— BEGIN EXERCISE INPUTS —

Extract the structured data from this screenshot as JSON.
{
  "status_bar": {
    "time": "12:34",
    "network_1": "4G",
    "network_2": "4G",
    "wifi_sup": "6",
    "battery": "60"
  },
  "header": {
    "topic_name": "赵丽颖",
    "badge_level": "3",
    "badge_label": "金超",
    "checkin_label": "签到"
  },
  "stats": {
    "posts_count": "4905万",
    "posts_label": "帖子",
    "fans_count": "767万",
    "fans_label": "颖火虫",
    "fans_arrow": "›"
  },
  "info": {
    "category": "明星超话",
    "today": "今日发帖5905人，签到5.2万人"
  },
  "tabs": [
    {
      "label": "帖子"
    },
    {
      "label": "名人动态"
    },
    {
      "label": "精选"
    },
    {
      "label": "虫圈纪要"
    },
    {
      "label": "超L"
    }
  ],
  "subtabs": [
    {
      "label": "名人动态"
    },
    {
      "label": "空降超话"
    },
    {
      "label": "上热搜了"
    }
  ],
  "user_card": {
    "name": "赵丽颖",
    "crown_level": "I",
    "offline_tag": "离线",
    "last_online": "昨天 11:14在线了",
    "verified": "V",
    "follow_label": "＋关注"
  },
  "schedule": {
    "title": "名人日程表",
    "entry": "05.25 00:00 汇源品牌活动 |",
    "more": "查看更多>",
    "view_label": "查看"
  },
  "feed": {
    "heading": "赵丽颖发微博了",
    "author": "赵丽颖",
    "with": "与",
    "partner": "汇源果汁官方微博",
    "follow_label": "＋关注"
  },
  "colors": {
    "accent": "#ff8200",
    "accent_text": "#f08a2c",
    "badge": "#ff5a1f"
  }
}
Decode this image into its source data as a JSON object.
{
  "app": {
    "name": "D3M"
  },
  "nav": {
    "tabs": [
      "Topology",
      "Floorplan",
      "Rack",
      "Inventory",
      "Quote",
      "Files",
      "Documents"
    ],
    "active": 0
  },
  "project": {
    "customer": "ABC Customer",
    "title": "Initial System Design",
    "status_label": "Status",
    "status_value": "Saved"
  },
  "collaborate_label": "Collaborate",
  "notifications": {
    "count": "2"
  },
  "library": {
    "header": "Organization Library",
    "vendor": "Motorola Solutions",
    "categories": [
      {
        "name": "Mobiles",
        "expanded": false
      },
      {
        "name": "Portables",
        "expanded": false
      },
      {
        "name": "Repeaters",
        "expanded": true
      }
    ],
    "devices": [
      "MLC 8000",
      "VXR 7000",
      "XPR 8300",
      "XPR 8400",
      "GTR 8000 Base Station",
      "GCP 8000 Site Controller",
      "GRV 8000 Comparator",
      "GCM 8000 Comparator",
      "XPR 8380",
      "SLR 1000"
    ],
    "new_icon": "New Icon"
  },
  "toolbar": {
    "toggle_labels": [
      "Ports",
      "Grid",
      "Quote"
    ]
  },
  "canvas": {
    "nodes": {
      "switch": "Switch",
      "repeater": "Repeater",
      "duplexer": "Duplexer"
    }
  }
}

— END EXERCISE INPUTS —

▸ **PROBLEM TO WORK ON**: Look through the data and show every line containing "Comparator".

▸ **EXERCISE ANSWER**:
      "GRV 8000 Comparator",
      "GCM 8000 Comparator",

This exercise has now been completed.